━━━ Input
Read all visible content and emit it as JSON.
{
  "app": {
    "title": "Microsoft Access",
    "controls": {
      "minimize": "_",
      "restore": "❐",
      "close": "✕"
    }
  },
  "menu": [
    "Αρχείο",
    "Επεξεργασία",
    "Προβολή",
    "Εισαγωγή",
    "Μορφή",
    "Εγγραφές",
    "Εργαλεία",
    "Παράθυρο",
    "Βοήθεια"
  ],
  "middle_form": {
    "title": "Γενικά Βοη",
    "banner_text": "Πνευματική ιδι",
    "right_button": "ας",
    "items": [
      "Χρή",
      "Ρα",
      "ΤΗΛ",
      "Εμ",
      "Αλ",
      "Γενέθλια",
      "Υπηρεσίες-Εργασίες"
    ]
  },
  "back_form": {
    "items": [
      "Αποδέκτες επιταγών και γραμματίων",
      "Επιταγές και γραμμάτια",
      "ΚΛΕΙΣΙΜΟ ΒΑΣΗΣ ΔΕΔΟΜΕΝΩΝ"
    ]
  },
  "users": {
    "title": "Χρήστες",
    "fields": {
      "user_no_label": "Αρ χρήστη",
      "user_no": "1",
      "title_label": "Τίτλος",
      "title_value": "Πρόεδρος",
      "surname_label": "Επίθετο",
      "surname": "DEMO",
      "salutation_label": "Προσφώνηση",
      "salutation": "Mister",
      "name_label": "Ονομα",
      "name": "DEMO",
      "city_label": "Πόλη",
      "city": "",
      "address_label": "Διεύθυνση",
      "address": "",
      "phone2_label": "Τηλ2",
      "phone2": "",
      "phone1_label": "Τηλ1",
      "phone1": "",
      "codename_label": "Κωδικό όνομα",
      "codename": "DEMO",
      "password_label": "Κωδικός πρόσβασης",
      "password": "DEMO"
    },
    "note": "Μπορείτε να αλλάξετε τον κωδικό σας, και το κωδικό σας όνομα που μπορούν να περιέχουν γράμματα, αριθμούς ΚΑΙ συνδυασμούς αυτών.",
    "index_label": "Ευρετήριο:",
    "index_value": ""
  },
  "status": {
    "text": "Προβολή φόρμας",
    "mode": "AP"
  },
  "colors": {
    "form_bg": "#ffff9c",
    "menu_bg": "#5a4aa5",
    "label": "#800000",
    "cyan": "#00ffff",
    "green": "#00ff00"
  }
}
━━━━━━
What the task requires:
Give back all the data exactly as written.

Result below:
Read all visible content and emit it as JSON.
{
  "app": {
    "title": "Microsoft Access",
    "controls": {
      "minimize": "_",
      "restore": "❐",
      "close": "✕"
    }
  },
  "menu": [
    "Αρχείο",
    "Επεξεργασία",
    "Προβολή",
    "Εισαγωγή",
    "Μορφή",
    "Εγγραφές",
    "Εργαλεία",
    "Παράθυρο",
    "Βοήθεια"
  ],
  "middle_form": {
    "title": "Γενικά Βοη",
    "banner_text": "Πνευματική ιδι",
    "right_button": "ας",
    "items": [
      "Χρή",
      "Ρα",
      "ΤΗΛ",
      "Εμ",
      "Αλ",
      "Γενέθλια",
      "Υπηρεσίες-Εργασίες"
    ]
  },
  "back_form": {
    "items": [
      "Αποδέκτες επιταγών και γραμματίων",
      "Επιταγές και γραμμάτια",
      "ΚΛΕΙΣΙΜΟ ΒΑΣΗΣ ΔΕΔΟΜΕΝΩΝ"
    ]
  },
  "users": {
    "title": "Χρήστες",
    "fields": {
      "user_no_label": "Αρ χρήστη",
      "user_no": "1",
      "title_label": "Τίτλος",
      "title_value": "Πρόεδρος",
      "surname_label": "Επίθετο",
      "surname": "DEMO",
      "salutation_label": "Προσφώνηση",
      "salutation": "Mister",
      "name_label": "Ονομα",
      "name": "DEMO",
      "city_label": "Πόλη",
      "city": "",
      "address_label": "Διεύθυνση",
      "address": "",
      "phone2_label": "Τηλ2",
      "phone2": "",
      "phone1_label": "Τηλ1",
      "phone1": "",
      "codename_label": "Κωδικό όνομα",
      "codename": "DEMO",
      "password_label": "Κωδικός πρόσβασης",
      "password": "DEMO"
    },
    "note": "Μπορείτε να αλλάξετε τον κωδικό σας, και το κωδικό σας όνομα που μπορούν να περιέχουν γράμματα, αριθμούς ΚΑΙ συνδυασμούς αυτών.",
    "index_label": "Ευρετήριο:",
    "index_value": ""
  },
  "status": {
    "text": "Προβολή φόρμας",
    "mode": "AP"
  },
  "colors": {
    "form_bg": "#ffff9c",
    "menu_bg": "#5a4aa5",
    "label": "#800000",
    "cyan": "#00ffff",
    "green": "#00ff00"
  }
}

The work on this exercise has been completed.